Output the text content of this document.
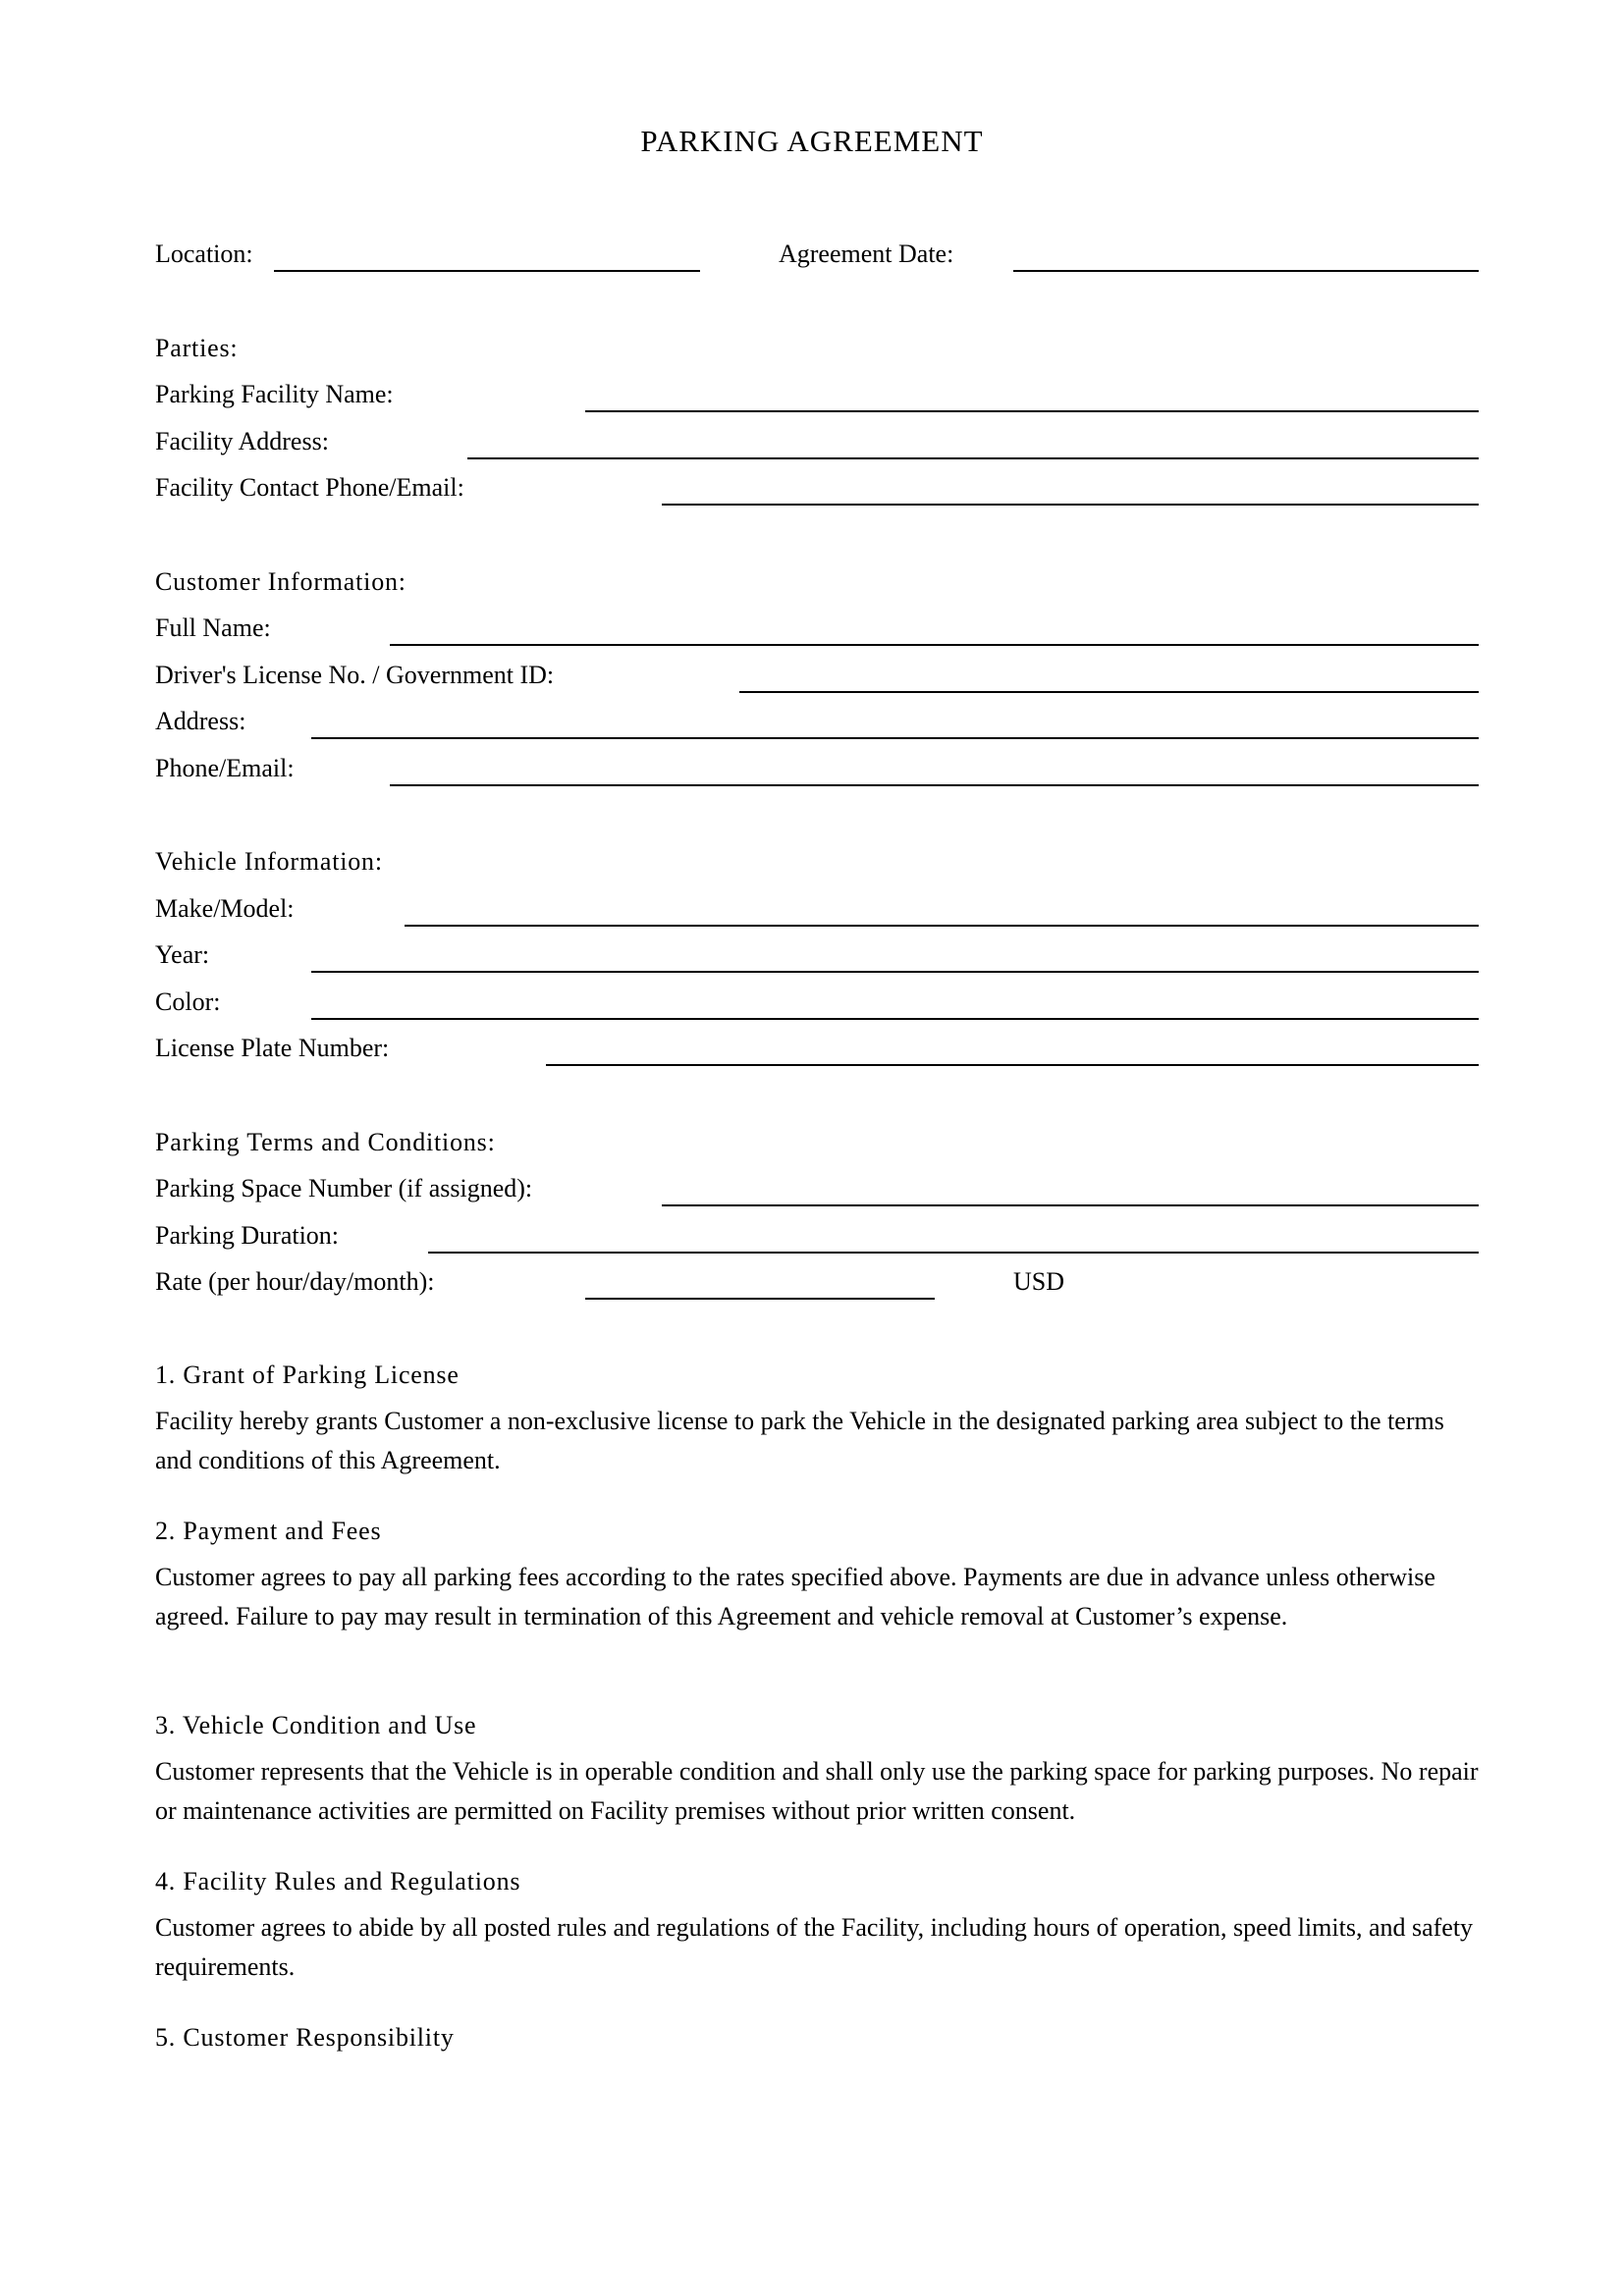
PARKING AGREEMENT
Location:	Agreement Date:
Parties:
Parking Facility Name:
Facility Address:
Facility Contact Phone/Email:
Customer Information:
Full Name:
Driver's License No. / Government ID:
Address:
Phone/Email:
Vehicle Information:
Make/Model:
Year:
Color:
License Plate Number:
Parking Terms and Conditions:
Parking Space Number (if assigned):
Parking Duration:
Rate (per hour/day/month):	USD
1. Grant of Parking License
Facility hereby grants Customer a non-exclusive license to park the Vehicle in the designated parking area subject to the terms and conditions of this Agreement.
2. Payment and Fees
Customer agrees to pay all parking fees according to the rates specified above. Payments are due in advance unless otherwise agreed. Failure to pay may result in termination of this Agreement and vehicle removal at Customer’s expense.
3. Vehicle Condition and Use
Customer represents that the Vehicle is in operable condition and shall only use the parking space for parking purposes. No repair or maintenance activities are permitted on Facility premises without prior written consent.
4. Facility Rules and Regulations
Customer agrees to abide by all posted rules and regulations of the Facility, including hours of operation, speed limits, and safety requirements.
5. Customer Responsibility
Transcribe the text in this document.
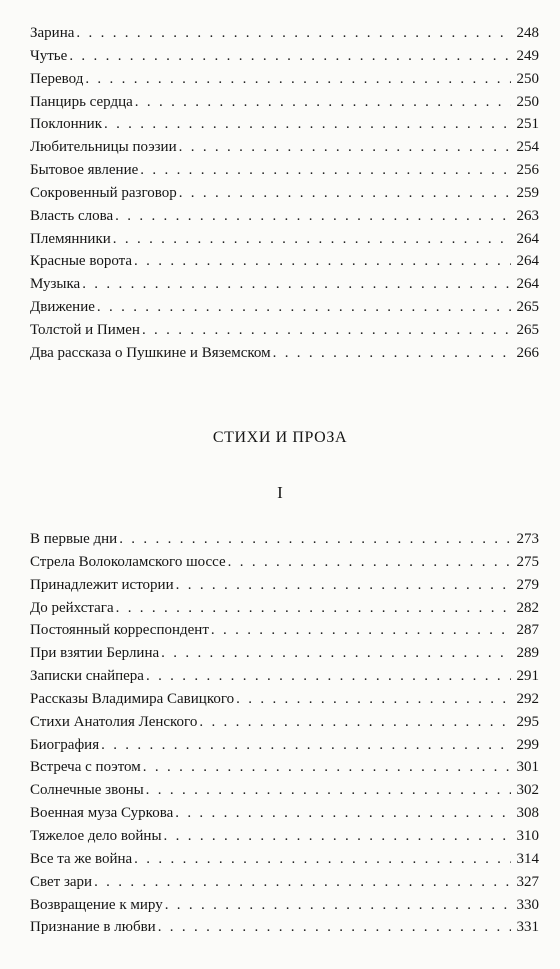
Зарина . . .	248
Чутье . . .	249
Перевод . . .	250
Панцирь сердца . . .	250
Поклонник . . .	251
Любительницы поэзии . . .	254
Бытовое явление . . .	256
Сокровенный разговор . . .	259
Власть слова . . .	263
Племянники . . .	264
Красные ворота . . .	264
Музыка . . .	264
Движение . . .	265
Толстой и Пимен . . .	265
Два рассказа о Пушкине и Вяземском . . .	266
СТИХИ И ПРОЗА
I
В первые дни . . .	273
Стрела Волоколамского шоссе . . .	275
Принадлежит истории . . .	279
До рейхстага . . .	282
Постоянный корреспондент . . .	287
При взятии Берлина . . .	289
Записки снайпера . . .	291
Рассказы Владимира Савицкого . . .	292
Стихи Анатолия Ленского . . .	295
Биография . . .	299
Встреча с поэтом . . .	301
Солнечные звоны . . .	302
Военная муза Суркова . . .	308
Тяжелое дело войны . . .	310
Все та же война . . .	314
Свет зари . . .	327
Возвращение к миру . . .	330
Признание в любви . . .	331
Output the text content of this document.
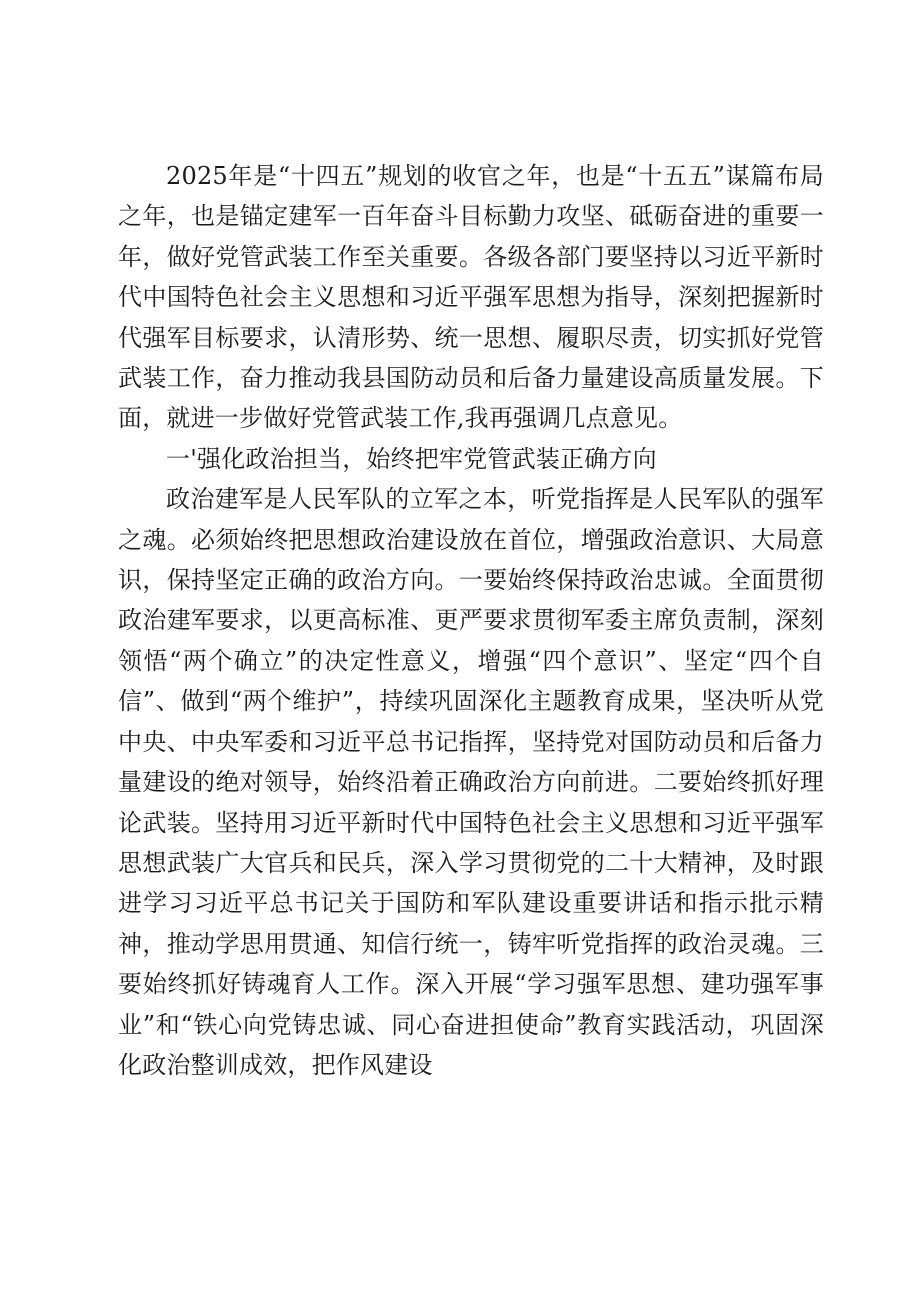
2025年是“十四五”规划的收官之年，也是“十五五”谋篇布局之年，也是锚定建军一百年奋斗目标勤力攻坚、砥砺奋进的重要一年，做好党管武装工作至关重要。各级各部门要坚持以习近平新时代中国特色社会主义思想和习近平强军思想为指导，深刻把握新时代强军目标要求，认清形势、统一思想、履职尽责，切实抓好党管武装工作，奋力推动我县国防动员和后备力量建设高质量发展。下面，就进一步做好党管武装工作,我再强调几点意见。

一'强化政治担当，始终把牢党管武装正确方向

政治建军是人民军队的立军之本，听党指挥是人民军队的强军之魂。必须始终把思想政治建设放在首位，增强政治意识、大局意识，保持坚定正确的政治方向。一要始终保持政治忠诚。全面贯彻政治建军要求，以更高标准、更严要求贯彻军委主席负责制，深刻领悟“两个确立”的决定性意义，增强“四个意识”、坚定“四个自信”、做到“两个维护”，持续巩固深化主题教育成果，坚决听从党中央、中央军委和习近平总书记指挥，坚持党对国防动员和后备力量建设的绝对领导，始终沿着正确政治方向前进。二要始终抓好理论武装。坚持用习近平新时代中国特色社会主义思想和习近平强军思想武装广大官兵和民兵，深入学习贯彻党的二十大精神，及时跟进学习习近平总书记关于国防和军队建设重要讲话和指示批示精神，推动学思用贯通、知信行统一，铸牢听党指挥的政治灵魂。三要始终抓好铸魂育人工作。深入开展“学习强军思想、建功强军事业”和“铁心向党铸忠诚、同心奋进担使命”教育实践活动，巩固深化政治整训成效，把作风建设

++++++

The pictures should not be reproduced; quote all of the other material exactly.

- **Result below**:
Output the text content of this document.
PARKING AGREEMENT
Location:	Agreement Date:
Parties:
Parking Facility Name:
Facility Address:
Facility Contact Phone/Email:
Customer Information:
Full Name:
Driver's License No. / Government ID:
Address:
Phone/Email:
Vehicle Information:
Make/Model:
Year:
Color:
License Plate Number:
Parking Terms and Conditions:
Parking Space Number (if assigned):
Parking Duration:
Rate (per hour/day/month):	USD
1. Grant of Parking License
Facility hereby grants Customer a non-exclusive license to park the Vehicle in the designated parking area subject to the terms and conditions of this Agreement.
2. Payment and Fees
Customer agrees to pay all parking fees according to the rates specified above. Payments are due in advance unless otherwise agreed. Failure to pay may result in termination of this Agreement and vehicle removal at Customer’s expense.
3. Vehicle Condition and Use
Customer represents that the Vehicle is in operable condition and shall only use the parking space for parking purposes. No repair or maintenance activities are permitted on Facility premises without prior written consent.
4. Facility Rules and Regulations
Customer agrees to abide by all posted rules and regulations of the Facility, including hours of operation, speed limits, and safety requirements.
5. Customer Responsibility
Transcribe the text in this document.
Зарина . . .	248
Чутье . . .	249
Перевод . . .	250
Панцирь сердца . . .	250
Поклонник . . .	251
Любительницы поэзии . . .	254
Бытовое явление . . .	256
Сокровенный разговор . . .	259
Власть слова . . .	263
Племянники . . .	264
Красные ворота . . .	264
Музыка . . .	264
Движение . . .	265
Толстой и Пимен . . .	265
Два рассказа о Пушкине и Вяземском . . .	266
СТИХИ И ПРОЗА
I
В первые дни . . .	273
Стрела Волоколамского шоссе . . .	275
Принадлежит истории . . .	279
До рейхстага . . .	282
Постоянный корреспондент . . .	287
При взятии Берлина . . .	289
Записки снайпера . . .	291
Рассказы Владимира Савицкого . . .	292
Стихи Анатолия Ленского . . .	295
Биография . . .	299
Встреча с поэтом . . .	301
Солнечные звоны . . .	302
Военная муза Суркова . . .	308
Тяжелое дело войны . . .	310
Все та же война . . .	314
Свет зари . . .	327
Возвращение к миру . . .	330
Признание в любви . . .	331
Output the text content of this document.
2025年是“十四五”规划的收官之年，也是“十五五”谋篇布局之年，也是锚定建军一百年奋斗目标勤力攻坚、砥砺奋进的重要一年，做好党管武装工作至关重要。各级各部门要坚持以习近平新时代中国特色社会主义思想和习近平强军思想为指导，深刻把握新时代强军目标要求，认清形势、统一思想、履职尽责，切实抓好党管武装工作，奋力推动我县国防动员和后备力量建设高质量发展。下面，就进一步做好党管武装工作,我再强调几点意见。

一'强化政治担当，始终把牢党管武装正确方向

政治建军是人民军队的立军之本，听党指挥是人民军队的强军之魂。必须始终把思想政治建设放在首位，增强政治意识、大局意识，保持坚定正确的政治方向。一要始终保持政治忠诚。全面贯彻政治建军要求，以更高标准、更严要求贯彻军委主席负责制，深刻领悟“两个确立”的决定性意义，增强“四个意识”、坚定“四个自信”、做到“两个维护”，持续巩固深化主题教育成果，坚决听从党中央、中央军委和习近平总书记指挥，坚持党对国防动员和后备力量建设的绝对领导，始终沿着正确政治方向前进。二要始终抓好理论武装。坚持用习近平新时代中国特色社会主义思想和习近平强军思想武装广大官兵和民兵，深入学习贯彻党的二十大精神，及时跟进学习习近平总书记关于国防和军队建设重要讲话和指示批示精神，推动学思用贯通、知信行统一，铸牢听党指挥的政治灵魂。三要始终抓好铸魂育人工作。深入开展“学习强军思想、建功强军事业”和“铁心向党铸忠诚、同心奋进担使命”教育实践活动，巩固深化政治整训成效，把作风建设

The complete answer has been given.